Task inputs:
++++++

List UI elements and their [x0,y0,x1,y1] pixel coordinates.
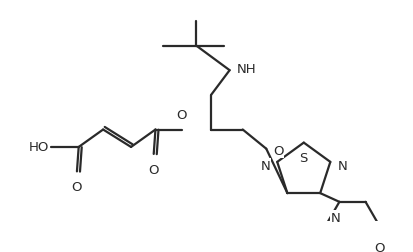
Text: HO: HO [28,141,49,154]
Text: O: O [72,180,82,193]
Text: O: O [176,108,187,121]
Text: O: O [273,144,284,157]
Text: O: O [374,241,385,252]
Text: NH: NH [237,63,256,76]
Text: N: N [331,211,341,224]
Text: S: S [299,152,308,165]
Text: N: N [261,159,270,172]
Text: N: N [337,159,347,172]
Text: O: O [148,163,159,176]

++++++

Your instructions: Copy out every item above, but leave out the pictures. In each one, replace "UI elements" with "interface elements" and change nothing else.

Problem solution:
List interface elements and their [x0,y0,x1,y1] pixel coordinates.
Text: HO: HO [28,141,49,154]
Text: O: O [72,180,82,193]
Text: O: O [176,108,187,121]
Text: O: O [273,144,284,157]
Text: O: O [374,241,385,252]
Text: NH: NH [237,63,256,76]
Text: N: N [331,211,341,224]
Text: S: S [299,152,308,165]
Text: N: N [261,159,270,172]
Text: N: N [337,159,347,172]
Text: O: O [148,163,159,176]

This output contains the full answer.